(Data items)

┄┄┄┄┄┄┄┄┄┄

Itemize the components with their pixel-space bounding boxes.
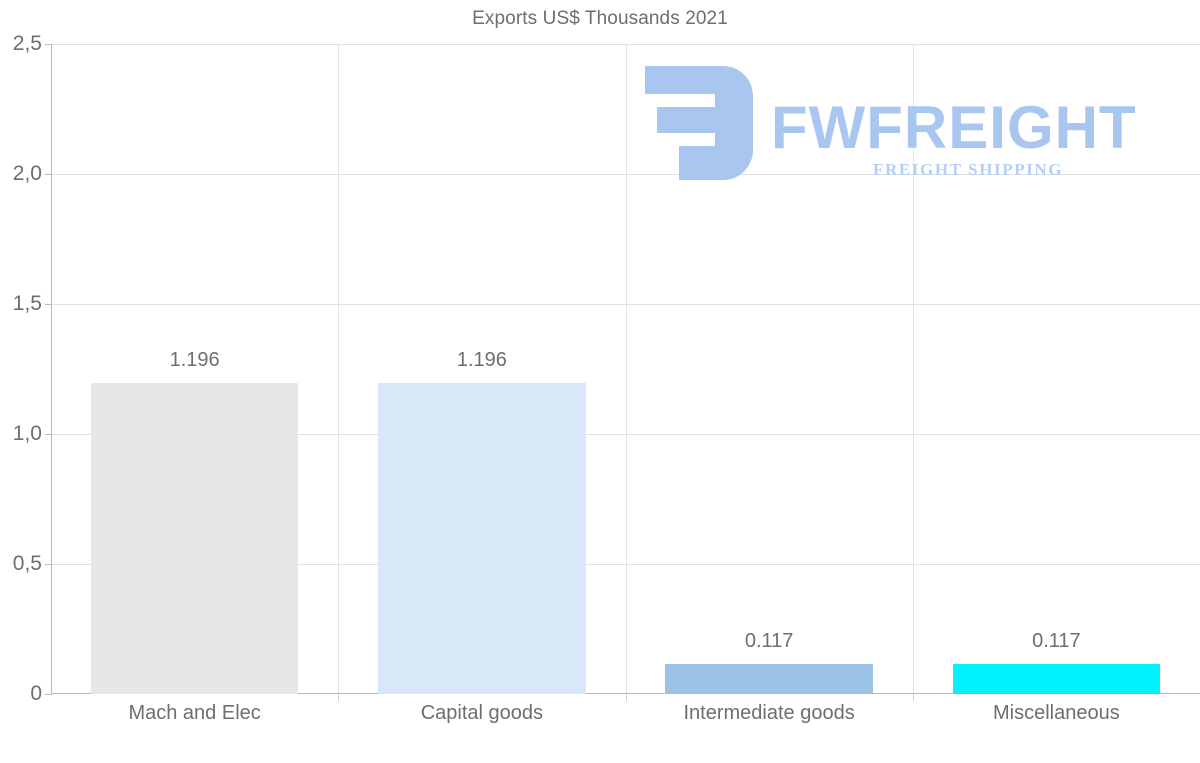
x-axis-baseline [51,693,1200,694]
y-axis-tick-mark [45,564,51,565]
y-axis-tick-mark [45,44,51,45]
plot-area: 1.196 1.196 0.117 0.117 [45,44,1200,695]
bar-value-label: 1.196 [456,349,507,372]
bar-value-label: 0.117 [744,629,794,652]
bar[interactable] [952,663,1161,694]
x-axis-tick-mark [912,694,914,701]
gridline-vertical [912,44,914,694]
chart-title: Exports US$ Thousands 2021 [472,8,728,29]
x-axis-tick-label: Capital goods [420,702,544,724]
x-axis-tick-label: Intermediate goods [683,702,855,724]
y-axis-line [51,44,52,695]
y-axis-tick-label: 2,5 [12,32,42,55]
y-axis-tick-mark [45,304,51,305]
bar[interactable] [665,663,873,694]
bar[interactable] [378,383,586,694]
x-axis-tick-mark [338,694,340,701]
gridline-vertical [625,44,627,694]
y-axis-tick-mark [45,434,51,435]
gridline-vertical [338,44,340,694]
y-axis-tick-label: 2,0 [12,162,42,185]
y-axis-tick-label: 1,0 [12,422,42,445]
y-axis-tick-label: 1,5 [12,292,42,315]
y-axis-tick-mark [45,174,51,175]
x-axis-tick-label: Miscellaneous [993,702,1120,724]
x-axis-tick-label: Mach and Elec [128,702,261,724]
x-axis-tick-mark [625,694,627,701]
bar-value-label: 1.196 [169,349,220,372]
bar-value-label: 0.117 [1032,629,1081,652]
bar[interactable] [90,383,299,694]
y-axis-tick-label: 0,5 [12,552,42,575]
y-axis-tick-label: 0 [30,682,42,705]
y-axis-tick-mark [45,694,51,695]
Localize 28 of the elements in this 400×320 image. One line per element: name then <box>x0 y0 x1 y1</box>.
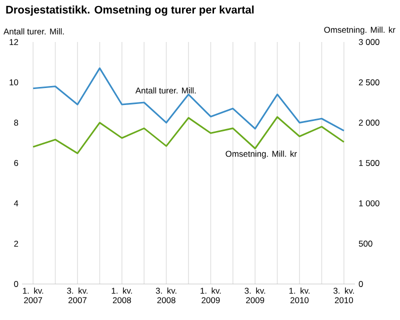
y-tick-label: 2 <box>14 240 18 247</box>
x-tick-label: 3. kv. 2010 <box>333 288 354 304</box>
y-axis-title: Antall turer. Mill. <box>4 28 64 34</box>
line-series <box>32 67 345 132</box>
series-label: Omsetning. Mill. kr <box>226 150 297 158</box>
y-tick-label: 6 <box>14 160 18 166</box>
y-tick-label: 12 <box>10 39 18 45</box>
y2-tick-label: 2 000 <box>358 120 380 126</box>
x-tick-label: 3. kv. 2007 <box>67 288 88 304</box>
series-label: Antall turer. Mill. <box>135 87 196 94</box>
y-tick-label: 0 <box>14 281 18 287</box>
y-tick-label: 8 <box>14 120 18 126</box>
chart-title: Drosjestatistikk. Omsetning og turer per kvartal <box>6 6 254 16</box>
y-tick-label: 4 <box>14 200 18 206</box>
x-tick-label: 3. kv. 2009 <box>244 288 266 304</box>
x-tick-label: 1. kv. 2010 <box>289 288 310 304</box>
y2-axis-title: Omsetning. Mill. kr <box>324 26 396 34</box>
y2-tick-label: 1 000 <box>359 200 380 206</box>
y2-tick-label: 3 000 <box>358 39 380 45</box>
y2-tick-label: 2 500 <box>358 79 380 86</box>
y-tick-label: 10 <box>10 79 18 86</box>
y2-tick-label: 1 500 <box>359 160 380 166</box>
x-tick-label: 1. kv. 2009 <box>200 288 221 304</box>
x-tick-label: 3. kv. 2008 <box>156 288 176 304</box>
y2-tick-label: 0 <box>358 281 363 287</box>
x-tick-label: 1. kv. 2007 <box>22 288 44 304</box>
y2-tick-label: 500 <box>358 240 372 247</box>
x-tick-label: 1. kv. 2008 <box>112 288 132 304</box>
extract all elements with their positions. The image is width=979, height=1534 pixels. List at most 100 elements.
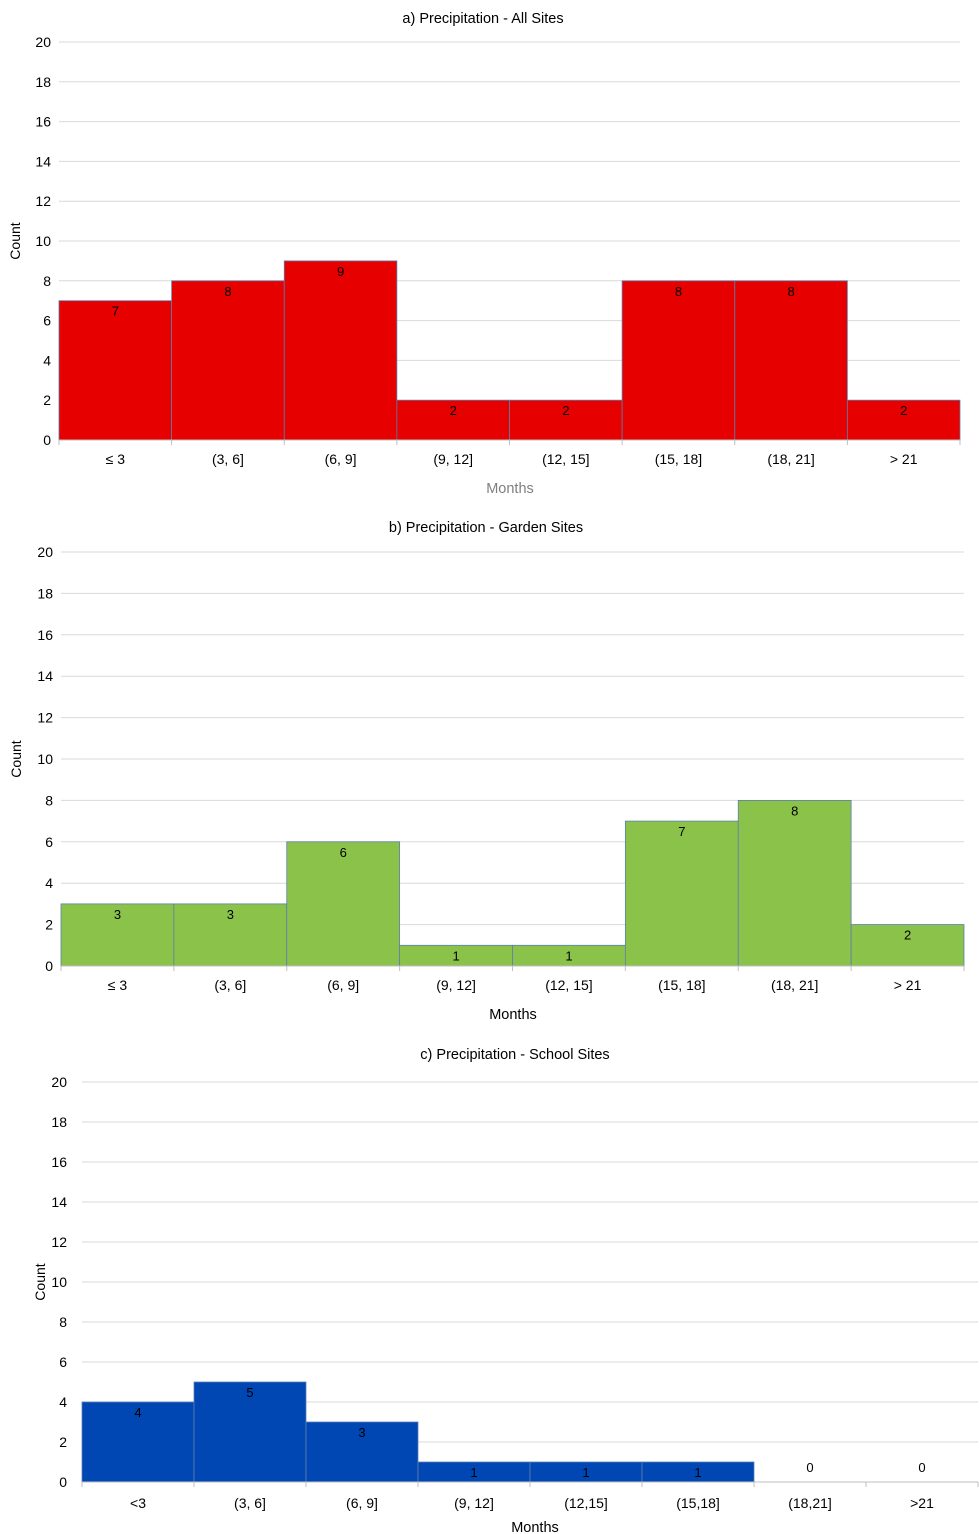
x-tick-label: > 21: [894, 977, 922, 993]
x-tick-label: ≤ 3: [106, 451, 126, 467]
x-tick-label: (9, 12]: [436, 977, 476, 993]
data-label: 1: [470, 1465, 477, 1480]
y-tick-label: 16: [37, 627, 53, 643]
y-tick-label: 12: [51, 1234, 67, 1250]
x-axis-label: Months: [486, 481, 534, 497]
bar: [734, 280, 848, 441]
y-tick-label: 6: [45, 834, 53, 850]
data-label: 7: [112, 304, 119, 319]
y-tick-label: 16: [35, 114, 51, 130]
x-tick-label: (9, 12]: [454, 1495, 494, 1511]
y-tick-label: 2: [45, 917, 53, 933]
y-tick-label: 14: [37, 668, 53, 684]
data-label: 1: [582, 1465, 589, 1480]
y-tick-label: 12: [35, 193, 51, 209]
x-tick-label: (15, 18]: [655, 451, 702, 467]
y-tick-label: 18: [51, 1114, 67, 1130]
data-label: 3: [114, 907, 121, 922]
y-tick-label: 8: [59, 1314, 67, 1330]
y-tick-label: 8: [43, 273, 51, 289]
y-tick-label: 12: [37, 710, 53, 726]
x-tick-label: (3, 6]: [234, 1495, 266, 1511]
y-tick-label: 6: [59, 1354, 67, 1370]
y-tick-label: 20: [37, 544, 53, 560]
bar: [81, 1401, 195, 1483]
data-label: 9: [337, 264, 344, 279]
y-axis-label: Count: [8, 740, 24, 777]
y-tick-label: 16: [51, 1154, 67, 1170]
bar: [193, 1381, 307, 1483]
x-tick-label: > 21: [890, 451, 918, 467]
y-tick-label: 4: [43, 352, 51, 368]
bar: [58, 300, 173, 441]
data-label: 6: [340, 845, 347, 860]
x-axis-label: Months: [489, 1007, 537, 1023]
x-tick-label: (15,18]: [676, 1495, 720, 1511]
y-tick-label: 18: [35, 74, 51, 90]
data-label: 2: [450, 403, 457, 418]
y-tick-label: 20: [51, 1074, 67, 1090]
data-label: 2: [562, 403, 569, 418]
y-tick-label: 6: [43, 313, 51, 329]
x-tick-label: (12, 15]: [542, 451, 589, 467]
y-tick-label: 10: [37, 751, 53, 767]
x-axis-label: Months: [511, 1520, 559, 1534]
bar: [850, 924, 965, 967]
chart-title: b) Precipitation - Garden Sites: [389, 520, 583, 536]
x-tick-label: (15, 18]: [658, 977, 705, 993]
bar: [737, 800, 852, 967]
x-tick-label: (6, 9]: [325, 451, 357, 467]
y-tick-label: 2: [59, 1434, 67, 1450]
x-tick-label: (12, 15]: [545, 977, 592, 993]
y-tick-label: 0: [59, 1474, 67, 1490]
data-label: 4: [134, 1405, 141, 1420]
chart-title: c) Precipitation - School Sites: [420, 1047, 609, 1063]
bar: [509, 399, 623, 441]
x-tick-label: (18, 21]: [767, 451, 814, 467]
x-tick-label: (3, 6]: [212, 451, 244, 467]
y-tick-label: 10: [35, 233, 51, 249]
x-tick-label: (3, 6]: [214, 977, 246, 993]
data-label: 8: [224, 284, 231, 299]
y-tick-label: 10: [51, 1274, 67, 1290]
data-label: 5: [246, 1385, 253, 1400]
y-tick-label: 14: [51, 1194, 67, 1210]
x-tick-label: (9, 12]: [433, 451, 473, 467]
data-label: 7: [678, 824, 685, 839]
data-label: 0: [806, 1460, 813, 1475]
x-tick-label: <3: [130, 1495, 146, 1511]
x-tick-label: (6, 9]: [327, 977, 359, 993]
data-label: 2: [904, 928, 911, 943]
y-tick-label: 8: [45, 792, 53, 808]
bar: [171, 280, 285, 441]
y-tick-label: 4: [59, 1394, 67, 1410]
x-tick-label: (12,15]: [564, 1495, 608, 1511]
data-label: 8: [675, 284, 682, 299]
y-tick-label: 18: [37, 585, 53, 601]
y-axis-label: Count: [32, 1263, 48, 1300]
data-label: 0: [918, 1460, 925, 1475]
x-tick-label: (6, 9]: [346, 1495, 378, 1511]
y-tick-label: 4: [45, 875, 53, 891]
x-tick-label: (18,21]: [788, 1495, 832, 1511]
data-label: 1: [565, 948, 572, 963]
y-tick-label: 0: [43, 432, 51, 448]
y-tick-label: 14: [35, 153, 51, 169]
data-label: 8: [787, 284, 794, 299]
bar: [60, 903, 175, 967]
data-label: 1: [694, 1465, 701, 1480]
bar: [173, 903, 288, 967]
y-tick-label: 2: [43, 392, 51, 408]
data-label: 3: [227, 907, 234, 922]
x-tick-label: ≤ 3: [108, 977, 128, 993]
bar: [621, 280, 736, 441]
data-label: 3: [358, 1425, 365, 1440]
x-tick-label: >21: [910, 1495, 934, 1511]
x-tick-label: (18, 21]: [771, 977, 818, 993]
bar: [286, 841, 401, 967]
y-axis-label: Count: [7, 222, 23, 259]
bar: [624, 820, 739, 967]
bar: [283, 260, 398, 441]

┄┄┄┄┄┄┄┄┄┄

Problem => Retype the listing verbatim from the line with "x-axis-baseline [51,693,1200,694]" to the line with "x-axis-tick-mark [338,694,340,701]", both included.

The reply =>
x-axis-baseline [51,693,1200,694]
y-axis-tick-mark [45,564,51,565]
y-axis-tick-mark [45,44,51,45]
plot-area: 1.196 1.196 0.117 0.117 [45,44,1200,695]
bar-value-label: 1.196 [456,349,507,372]
bar-value-label: 0.117 [744,629,794,652]
bar[interactable] [952,663,1161,694]
x-axis-tick-mark [912,694,914,701]
gridline-vertical [912,44,914,694]
chart-title: Exports US$ Thousands 2021 [472,8,728,29]
x-axis-tick-label: Capital goods [420,702,544,724]
x-axis-tick-label: Intermediate goods [683,702,855,724]
y-axis-line [51,44,52,695]
y-axis-tick-label: 2,5 [12,32,42,55]
y-axis-tick-mark [45,304,51,305]
bar[interactable] [665,663,873,694]
bar[interactable] [378,383,586,694]
x-axis-tick-mark [338,694,340,701]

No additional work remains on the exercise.